● Given exercise: In the entries below, find every line holding the string "xlabel" and collect it.

● Records for this task:
------------------------------------------------

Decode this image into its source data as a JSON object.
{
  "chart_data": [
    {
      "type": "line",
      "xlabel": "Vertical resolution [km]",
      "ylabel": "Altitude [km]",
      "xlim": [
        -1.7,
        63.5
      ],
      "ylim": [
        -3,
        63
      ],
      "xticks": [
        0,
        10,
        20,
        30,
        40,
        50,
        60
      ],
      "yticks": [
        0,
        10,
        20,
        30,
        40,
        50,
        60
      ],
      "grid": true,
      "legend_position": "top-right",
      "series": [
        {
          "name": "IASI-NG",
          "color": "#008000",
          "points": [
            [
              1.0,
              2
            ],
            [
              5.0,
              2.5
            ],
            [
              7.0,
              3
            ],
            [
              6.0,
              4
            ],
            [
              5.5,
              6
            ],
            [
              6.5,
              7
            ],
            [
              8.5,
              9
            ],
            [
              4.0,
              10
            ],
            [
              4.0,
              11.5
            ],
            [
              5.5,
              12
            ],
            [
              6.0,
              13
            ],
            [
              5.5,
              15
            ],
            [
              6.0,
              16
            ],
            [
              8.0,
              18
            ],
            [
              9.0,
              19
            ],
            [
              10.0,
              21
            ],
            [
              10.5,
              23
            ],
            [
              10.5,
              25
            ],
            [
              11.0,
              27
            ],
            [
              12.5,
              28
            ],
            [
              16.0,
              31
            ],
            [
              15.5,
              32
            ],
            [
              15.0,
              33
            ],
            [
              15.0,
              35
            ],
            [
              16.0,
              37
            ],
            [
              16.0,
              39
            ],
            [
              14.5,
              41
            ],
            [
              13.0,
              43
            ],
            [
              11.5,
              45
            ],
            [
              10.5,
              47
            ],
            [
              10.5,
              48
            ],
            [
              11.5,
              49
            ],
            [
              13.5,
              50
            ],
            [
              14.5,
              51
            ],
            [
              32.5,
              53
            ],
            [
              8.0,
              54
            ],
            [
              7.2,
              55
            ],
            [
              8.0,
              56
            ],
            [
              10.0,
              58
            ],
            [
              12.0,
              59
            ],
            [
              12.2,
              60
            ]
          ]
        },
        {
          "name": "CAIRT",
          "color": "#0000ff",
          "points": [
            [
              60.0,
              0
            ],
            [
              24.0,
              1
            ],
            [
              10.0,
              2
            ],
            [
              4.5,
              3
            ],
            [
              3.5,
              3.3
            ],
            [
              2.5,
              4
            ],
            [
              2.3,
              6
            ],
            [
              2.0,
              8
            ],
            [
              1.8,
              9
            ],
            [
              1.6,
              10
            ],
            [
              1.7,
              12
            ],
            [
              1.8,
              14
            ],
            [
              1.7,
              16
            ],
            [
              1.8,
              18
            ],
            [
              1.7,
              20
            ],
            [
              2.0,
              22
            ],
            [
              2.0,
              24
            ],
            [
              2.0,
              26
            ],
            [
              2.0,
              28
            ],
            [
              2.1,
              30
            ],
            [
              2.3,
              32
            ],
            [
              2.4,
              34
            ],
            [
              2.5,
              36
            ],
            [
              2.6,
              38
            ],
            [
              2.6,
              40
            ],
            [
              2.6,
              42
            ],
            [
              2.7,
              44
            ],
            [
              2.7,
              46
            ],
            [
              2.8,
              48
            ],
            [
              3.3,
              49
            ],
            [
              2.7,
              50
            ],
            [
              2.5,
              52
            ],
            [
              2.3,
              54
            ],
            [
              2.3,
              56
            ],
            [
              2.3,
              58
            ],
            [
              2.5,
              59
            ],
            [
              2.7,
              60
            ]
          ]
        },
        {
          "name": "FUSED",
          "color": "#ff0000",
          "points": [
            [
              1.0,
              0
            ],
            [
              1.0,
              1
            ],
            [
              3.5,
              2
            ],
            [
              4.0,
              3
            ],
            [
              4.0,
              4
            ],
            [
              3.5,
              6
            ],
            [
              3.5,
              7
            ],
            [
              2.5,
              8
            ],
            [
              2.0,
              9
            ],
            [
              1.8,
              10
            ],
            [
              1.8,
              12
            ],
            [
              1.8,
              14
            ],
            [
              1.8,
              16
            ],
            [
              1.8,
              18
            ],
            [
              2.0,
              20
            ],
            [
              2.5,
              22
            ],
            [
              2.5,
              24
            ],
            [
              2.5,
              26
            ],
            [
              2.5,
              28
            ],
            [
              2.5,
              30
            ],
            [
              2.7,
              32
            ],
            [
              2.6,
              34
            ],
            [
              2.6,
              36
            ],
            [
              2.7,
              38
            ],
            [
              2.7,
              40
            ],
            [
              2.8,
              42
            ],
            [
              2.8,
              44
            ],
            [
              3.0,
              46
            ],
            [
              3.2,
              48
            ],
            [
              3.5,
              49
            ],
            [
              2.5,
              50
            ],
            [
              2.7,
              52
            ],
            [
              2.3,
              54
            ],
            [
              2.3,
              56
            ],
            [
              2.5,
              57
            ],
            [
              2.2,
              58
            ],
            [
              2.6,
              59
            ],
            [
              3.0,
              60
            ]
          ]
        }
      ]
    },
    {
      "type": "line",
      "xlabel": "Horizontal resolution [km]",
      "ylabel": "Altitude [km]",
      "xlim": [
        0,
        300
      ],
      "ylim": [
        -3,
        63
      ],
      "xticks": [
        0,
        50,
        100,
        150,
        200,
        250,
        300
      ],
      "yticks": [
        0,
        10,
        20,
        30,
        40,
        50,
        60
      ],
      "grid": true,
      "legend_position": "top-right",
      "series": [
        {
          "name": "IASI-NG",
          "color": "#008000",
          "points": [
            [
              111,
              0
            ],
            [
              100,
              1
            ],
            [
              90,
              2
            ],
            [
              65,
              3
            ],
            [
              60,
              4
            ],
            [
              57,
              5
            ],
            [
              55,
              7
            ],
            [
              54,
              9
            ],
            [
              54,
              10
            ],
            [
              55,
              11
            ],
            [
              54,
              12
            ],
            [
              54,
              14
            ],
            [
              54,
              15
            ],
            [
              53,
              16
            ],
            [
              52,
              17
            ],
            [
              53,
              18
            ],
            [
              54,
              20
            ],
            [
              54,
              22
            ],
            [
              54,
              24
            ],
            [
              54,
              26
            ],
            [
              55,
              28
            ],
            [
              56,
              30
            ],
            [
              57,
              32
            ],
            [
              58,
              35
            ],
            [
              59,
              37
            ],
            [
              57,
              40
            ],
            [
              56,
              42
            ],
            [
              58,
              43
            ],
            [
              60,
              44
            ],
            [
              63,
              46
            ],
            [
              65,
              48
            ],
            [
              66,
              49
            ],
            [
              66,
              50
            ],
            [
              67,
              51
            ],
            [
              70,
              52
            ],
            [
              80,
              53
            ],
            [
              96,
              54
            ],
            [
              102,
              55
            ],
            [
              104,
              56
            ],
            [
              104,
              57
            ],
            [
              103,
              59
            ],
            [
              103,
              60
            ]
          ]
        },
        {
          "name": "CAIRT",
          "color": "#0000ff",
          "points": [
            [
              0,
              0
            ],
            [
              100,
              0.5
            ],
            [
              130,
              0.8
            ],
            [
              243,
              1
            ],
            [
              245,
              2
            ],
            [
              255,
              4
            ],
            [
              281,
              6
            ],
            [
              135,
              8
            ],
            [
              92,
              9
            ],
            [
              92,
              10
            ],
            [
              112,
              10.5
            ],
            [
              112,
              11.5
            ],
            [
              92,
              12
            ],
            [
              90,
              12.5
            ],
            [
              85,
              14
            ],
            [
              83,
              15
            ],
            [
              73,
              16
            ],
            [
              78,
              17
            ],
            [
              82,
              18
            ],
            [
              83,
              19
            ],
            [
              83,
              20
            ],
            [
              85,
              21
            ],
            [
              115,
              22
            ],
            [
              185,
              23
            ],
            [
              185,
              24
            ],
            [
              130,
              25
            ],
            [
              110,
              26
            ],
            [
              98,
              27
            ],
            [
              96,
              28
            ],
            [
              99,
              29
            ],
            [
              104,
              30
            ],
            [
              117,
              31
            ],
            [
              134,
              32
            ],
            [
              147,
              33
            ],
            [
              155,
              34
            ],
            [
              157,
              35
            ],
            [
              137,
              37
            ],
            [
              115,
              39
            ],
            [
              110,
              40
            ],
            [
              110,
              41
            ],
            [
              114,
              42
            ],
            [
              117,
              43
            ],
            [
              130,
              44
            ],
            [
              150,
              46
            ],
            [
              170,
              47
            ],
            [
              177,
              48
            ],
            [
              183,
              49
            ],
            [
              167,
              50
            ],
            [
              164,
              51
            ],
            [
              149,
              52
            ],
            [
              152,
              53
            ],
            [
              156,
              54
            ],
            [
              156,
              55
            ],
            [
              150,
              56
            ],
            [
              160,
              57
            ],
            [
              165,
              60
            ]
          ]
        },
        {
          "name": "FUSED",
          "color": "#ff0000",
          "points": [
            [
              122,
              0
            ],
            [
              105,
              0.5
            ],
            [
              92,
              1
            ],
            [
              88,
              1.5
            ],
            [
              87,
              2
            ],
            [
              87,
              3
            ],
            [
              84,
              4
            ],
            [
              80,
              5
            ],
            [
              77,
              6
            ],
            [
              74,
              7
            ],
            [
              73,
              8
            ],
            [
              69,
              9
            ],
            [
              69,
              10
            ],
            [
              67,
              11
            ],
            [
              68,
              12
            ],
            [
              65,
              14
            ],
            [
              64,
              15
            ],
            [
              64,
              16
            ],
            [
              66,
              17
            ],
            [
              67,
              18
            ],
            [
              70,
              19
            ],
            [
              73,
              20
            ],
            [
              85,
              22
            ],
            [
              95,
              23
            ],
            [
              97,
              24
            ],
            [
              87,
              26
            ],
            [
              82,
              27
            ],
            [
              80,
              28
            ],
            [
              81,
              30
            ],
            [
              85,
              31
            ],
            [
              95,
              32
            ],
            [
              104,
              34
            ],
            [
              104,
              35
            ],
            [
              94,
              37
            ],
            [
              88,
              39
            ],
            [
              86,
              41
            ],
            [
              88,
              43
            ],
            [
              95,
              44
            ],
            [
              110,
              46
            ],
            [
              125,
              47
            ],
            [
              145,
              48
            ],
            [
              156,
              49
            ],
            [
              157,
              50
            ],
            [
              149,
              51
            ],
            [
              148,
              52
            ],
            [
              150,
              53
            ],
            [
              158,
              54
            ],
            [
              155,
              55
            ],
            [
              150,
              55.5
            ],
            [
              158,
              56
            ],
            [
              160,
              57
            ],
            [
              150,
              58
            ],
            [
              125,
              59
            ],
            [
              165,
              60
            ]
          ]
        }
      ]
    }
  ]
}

------------------------------------------------

● Exercise output:
      "xlabel": "Vertical resolution [km]",
      "xlabel": "Horizontal resolution [km]",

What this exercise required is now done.